Your task: Each line of the material below should be reproduced exactly.

Data records:
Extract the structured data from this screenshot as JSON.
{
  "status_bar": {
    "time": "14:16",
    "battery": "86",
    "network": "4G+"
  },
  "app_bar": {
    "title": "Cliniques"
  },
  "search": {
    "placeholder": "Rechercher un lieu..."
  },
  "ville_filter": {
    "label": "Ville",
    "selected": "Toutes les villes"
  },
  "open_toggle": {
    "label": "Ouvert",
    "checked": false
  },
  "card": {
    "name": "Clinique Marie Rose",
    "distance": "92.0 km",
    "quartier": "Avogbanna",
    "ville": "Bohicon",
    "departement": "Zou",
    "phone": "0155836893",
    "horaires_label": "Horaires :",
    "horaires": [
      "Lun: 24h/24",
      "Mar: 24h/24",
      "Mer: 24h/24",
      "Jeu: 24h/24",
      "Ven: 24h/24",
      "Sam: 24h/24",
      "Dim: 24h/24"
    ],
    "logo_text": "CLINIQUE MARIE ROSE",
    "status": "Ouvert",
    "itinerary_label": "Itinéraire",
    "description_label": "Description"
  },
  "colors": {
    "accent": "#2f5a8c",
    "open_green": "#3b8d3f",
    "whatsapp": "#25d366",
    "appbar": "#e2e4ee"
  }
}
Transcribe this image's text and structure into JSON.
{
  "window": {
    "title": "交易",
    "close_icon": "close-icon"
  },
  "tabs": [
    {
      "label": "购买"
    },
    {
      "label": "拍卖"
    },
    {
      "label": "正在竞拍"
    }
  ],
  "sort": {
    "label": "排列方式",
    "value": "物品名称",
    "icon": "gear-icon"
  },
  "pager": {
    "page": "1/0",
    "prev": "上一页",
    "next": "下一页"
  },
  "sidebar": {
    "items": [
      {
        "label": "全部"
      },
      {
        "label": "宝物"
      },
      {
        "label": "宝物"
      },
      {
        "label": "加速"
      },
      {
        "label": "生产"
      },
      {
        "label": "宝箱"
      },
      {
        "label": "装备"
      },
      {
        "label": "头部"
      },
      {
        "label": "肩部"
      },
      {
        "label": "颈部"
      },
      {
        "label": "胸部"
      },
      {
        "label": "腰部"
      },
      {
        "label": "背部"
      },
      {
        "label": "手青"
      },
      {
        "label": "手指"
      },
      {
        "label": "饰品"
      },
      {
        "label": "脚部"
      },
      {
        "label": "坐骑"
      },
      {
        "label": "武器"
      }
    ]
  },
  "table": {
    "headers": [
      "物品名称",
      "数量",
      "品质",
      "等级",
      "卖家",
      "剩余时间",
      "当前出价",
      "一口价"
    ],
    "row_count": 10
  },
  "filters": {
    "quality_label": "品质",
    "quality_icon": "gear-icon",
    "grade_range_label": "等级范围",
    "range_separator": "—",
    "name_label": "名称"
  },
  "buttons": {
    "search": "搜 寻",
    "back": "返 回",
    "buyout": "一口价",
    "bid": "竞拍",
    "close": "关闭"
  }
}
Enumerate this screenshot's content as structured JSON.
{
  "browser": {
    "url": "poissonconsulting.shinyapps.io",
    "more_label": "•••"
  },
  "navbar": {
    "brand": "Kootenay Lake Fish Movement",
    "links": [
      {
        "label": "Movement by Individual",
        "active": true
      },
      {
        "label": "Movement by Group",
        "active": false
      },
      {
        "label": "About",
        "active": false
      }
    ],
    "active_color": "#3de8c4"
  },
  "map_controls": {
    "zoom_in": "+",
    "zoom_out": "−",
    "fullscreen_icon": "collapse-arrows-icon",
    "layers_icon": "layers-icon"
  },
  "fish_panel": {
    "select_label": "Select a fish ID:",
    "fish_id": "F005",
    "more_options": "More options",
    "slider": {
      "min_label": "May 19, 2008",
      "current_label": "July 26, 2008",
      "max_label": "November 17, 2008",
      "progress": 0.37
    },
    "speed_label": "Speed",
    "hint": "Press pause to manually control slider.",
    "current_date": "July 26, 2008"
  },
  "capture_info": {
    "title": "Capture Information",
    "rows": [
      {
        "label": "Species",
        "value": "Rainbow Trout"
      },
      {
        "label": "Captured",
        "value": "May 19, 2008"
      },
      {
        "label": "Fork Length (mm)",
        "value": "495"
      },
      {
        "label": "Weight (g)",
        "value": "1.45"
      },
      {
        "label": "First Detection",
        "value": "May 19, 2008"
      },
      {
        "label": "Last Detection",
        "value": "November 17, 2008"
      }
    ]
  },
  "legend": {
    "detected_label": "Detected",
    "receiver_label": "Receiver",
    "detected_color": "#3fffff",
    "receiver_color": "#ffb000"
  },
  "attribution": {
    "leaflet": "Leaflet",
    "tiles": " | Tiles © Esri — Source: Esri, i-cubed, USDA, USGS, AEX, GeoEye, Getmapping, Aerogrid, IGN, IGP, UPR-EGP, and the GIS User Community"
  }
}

Solution to this task:
Extract the structured data from this screenshot as JSON.
{
  "status_bar": {
    "time": "14:16",
    "battery": "86",
    "network": "4G+"
  },
  "app_bar": {
    "title": "Cliniques"
  },
  "search": {
    "placeholder": "Rechercher un lieu..."
  },
  "ville_filter": {
    "label": "Ville",
    "selected": "Toutes les villes"
  },
  "open_toggle": {
    "label": "Ouvert",
    "checked": false
  },
  "card": {
    "name": "Clinique Marie Rose",
    "distance": "92.0 km",
    "quartier": "Avogbanna",
    "ville": "Bohicon",
    "departement": "Zou",
    "phone": "0155836893",
    "horaires_label": "Horaires :",
    "horaires": [
      "Lun: 24h/24",
      "Mar: 24h/24",
      "Mer: 24h/24",
      "Jeu: 24h/24",
      "Ven: 24h/24",
      "Sam: 24h/24",
      "Dim: 24h/24"
    ],
    "logo_text": "CLINIQUE MARIE ROSE",
    "status": "Ouvert",
    "itinerary_label": "Itinéraire",
    "description_label": "Description"
  },
  "colors": {
    "accent": "#2f5a8c",
    "open_green": "#3b8d3f",
    "whatsapp": "#25d366",
    "appbar": "#e2e4ee"
  }
}
Transcribe this image's text and structure into JSON.
{
  "window": {
    "title": "交易",
    "close_icon": "close-icon"
  },
  "tabs": [
    {
      "label": "购买"
    },
    {
      "label": "拍卖"
    },
    {
      "label": "正在竞拍"
    }
  ],
  "sort": {
    "label": "排列方式",
    "value": "物品名称",
    "icon": "gear-icon"
  },
  "pager": {
    "page": "1/0",
    "prev": "上一页",
    "next": "下一页"
  },
  "sidebar": {
    "items": [
      {
        "label": "全部"
      },
      {
        "label": "宝物"
      },
      {
        "label": "宝物"
      },
      {
        "label": "加速"
      },
      {
        "label": "生产"
      },
      {
        "label": "宝箱"
      },
      {
        "label": "装备"
      },
      {
        "label": "头部"
      },
      {
        "label": "肩部"
      },
      {
        "label": "颈部"
      },
      {
        "label": "胸部"
      },
      {
        "label": "腰部"
      },
      {
        "label": "背部"
      },
      {
        "label": "手青"
      },
      {
        "label": "手指"
      },
      {
        "label": "饰品"
      },
      {
        "label": "脚部"
      },
      {
        "label": "坐骑"
      },
      {
        "label": "武器"
      }
    ]
  },
  "table": {
    "headers": [
      "物品名称",
      "数量",
      "品质",
      "等级",
      "卖家",
      "剩余时间",
      "当前出价",
      "一口价"
    ],
    "row_count": 10
  },
  "filters": {
    "quality_label": "品质",
    "quality_icon": "gear-icon",
    "grade_range_label": "等级范围",
    "range_separator": "—",
    "name_label": "名称"
  },
  "buttons": {
    "search": "搜 寻",
    "back": "返 回",
    "buyout": "一口价",
    "bid": "竞拍",
    "close": "关闭"
  }
}
Enumerate this screenshot's content as structured JSON.
{
  "browser": {
    "url": "poissonconsulting.shinyapps.io",
    "more_label": "•••"
  },
  "navbar": {
    "brand": "Kootenay Lake Fish Movement",
    "links": [
      {
        "label": "Movement by Individual",
        "active": true
      },
      {
        "label": "Movement by Group",
        "active": false
      },
      {
        "label": "About",
        "active": false
      }
    ],
    "active_color": "#3de8c4"
  },
  "map_controls": {
    "zoom_in": "+",
    "zoom_out": "−",
    "fullscreen_icon": "collapse-arrows-icon",
    "layers_icon": "layers-icon"
  },
  "fish_panel": {
    "select_label": "Select a fish ID:",
    "fish_id": "F005",
    "more_options": "More options",
    "slider": {
      "min_label": "May 19, 2008",
      "current_label": "July 26, 2008",
      "max_label": "November 17, 2008",
      "progress": 0.37
    },
    "speed_label": "Speed",
    "hint": "Press pause to manually control slider.",
    "current_date": "July 26, 2008"
  },
  "capture_info": {
    "title": "Capture Information",
    "rows": [
      {
        "label": "Species",
        "value": "Rainbow Trout"
      },
      {
        "label": "Captured",
        "value": "May 19, 2008"
      },
      {
        "label": "Fork Length (mm)",
        "value": "495"
      },
      {
        "label": "Weight (g)",
        "value": "1.45"
      },
      {
        "label": "First Detection",
        "value": "May 19, 2008"
      },
      {
        "label": "Last Detection",
        "value": "November 17, 2008"
      }
    ]
  },
  "legend": {
    "detected_label": "Detected",
    "receiver_label": "Receiver",
    "detected_color": "#3fffff",
    "receiver_color": "#ffb000"
  },
  "attribution": {
    "leaflet": "Leaflet",
    "tiles": " | Tiles © Esri — Source: Esri, i-cubed, USDA, USGS, AEX, GeoEye, Getmapping, Aerogrid, IGN, IGP, UPR-EGP, and the GIS User Community"
  }
}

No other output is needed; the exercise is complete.